> Aim:
All lines in which the word "amount" occurs are to be extracted.

> Data for the task:
_ _ _ _

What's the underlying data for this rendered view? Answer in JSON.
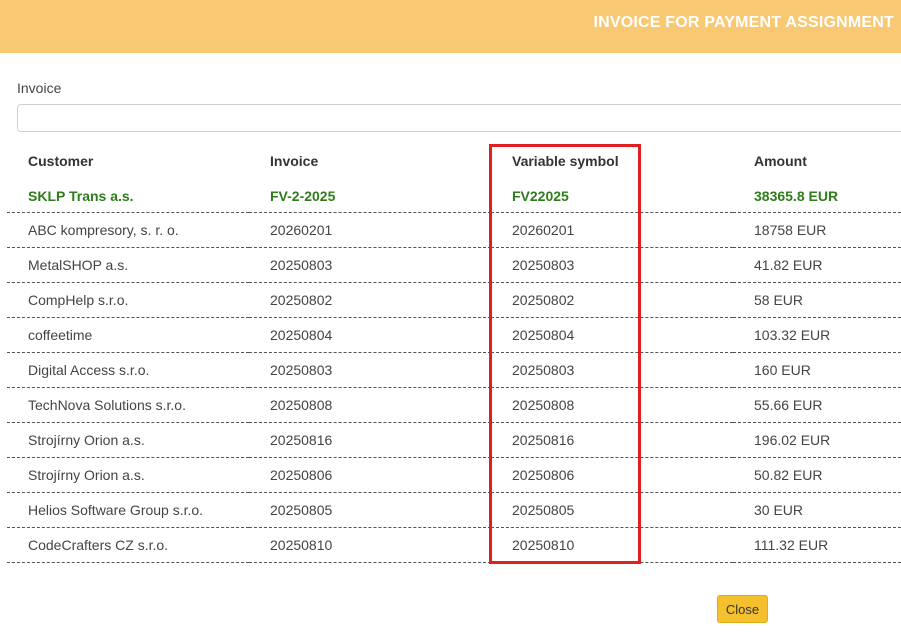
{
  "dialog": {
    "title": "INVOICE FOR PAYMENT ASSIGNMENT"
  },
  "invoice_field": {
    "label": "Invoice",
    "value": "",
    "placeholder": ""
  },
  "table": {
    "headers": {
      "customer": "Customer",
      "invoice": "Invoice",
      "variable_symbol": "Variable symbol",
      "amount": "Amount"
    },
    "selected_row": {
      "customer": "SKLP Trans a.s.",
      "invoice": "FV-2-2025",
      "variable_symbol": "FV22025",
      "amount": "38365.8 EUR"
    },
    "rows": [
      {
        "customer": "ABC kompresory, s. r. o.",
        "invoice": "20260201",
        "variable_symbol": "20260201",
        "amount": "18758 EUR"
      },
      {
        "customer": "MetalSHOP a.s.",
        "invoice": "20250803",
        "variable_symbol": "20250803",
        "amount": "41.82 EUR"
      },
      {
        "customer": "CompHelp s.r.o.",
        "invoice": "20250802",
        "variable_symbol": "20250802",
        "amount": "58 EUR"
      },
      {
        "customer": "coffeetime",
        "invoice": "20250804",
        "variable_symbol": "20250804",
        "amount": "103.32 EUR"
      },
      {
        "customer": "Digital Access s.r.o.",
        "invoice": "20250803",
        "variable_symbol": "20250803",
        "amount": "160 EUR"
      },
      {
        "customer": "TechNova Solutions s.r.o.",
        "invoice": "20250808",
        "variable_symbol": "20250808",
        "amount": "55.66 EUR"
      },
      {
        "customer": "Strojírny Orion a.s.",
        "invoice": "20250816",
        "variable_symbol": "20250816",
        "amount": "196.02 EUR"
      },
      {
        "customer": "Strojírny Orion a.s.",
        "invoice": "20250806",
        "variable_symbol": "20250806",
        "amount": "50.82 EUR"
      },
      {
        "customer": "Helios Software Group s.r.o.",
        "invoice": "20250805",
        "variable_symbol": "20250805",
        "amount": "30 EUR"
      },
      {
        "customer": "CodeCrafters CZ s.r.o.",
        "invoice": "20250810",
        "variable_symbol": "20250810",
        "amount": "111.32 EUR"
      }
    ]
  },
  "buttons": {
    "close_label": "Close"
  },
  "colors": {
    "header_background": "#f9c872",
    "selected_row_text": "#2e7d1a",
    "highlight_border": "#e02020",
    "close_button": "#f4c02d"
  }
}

_ _ _ _

> Task solution:
      "amount": "Amount"
      "amount": "38365.8 EUR"
        "amount": "18758 EUR"
        "amount": "41.82 EUR"
        "amount": "58 EUR"
        "amount": "103.32 EUR"
        "amount": "160 EUR"
        "amount": "55.66 EUR"
        "amount": "196.02 EUR"
        "amount": "50.82 EUR"
        "amount": "30 EUR"
        "amount": "111.32 EUR"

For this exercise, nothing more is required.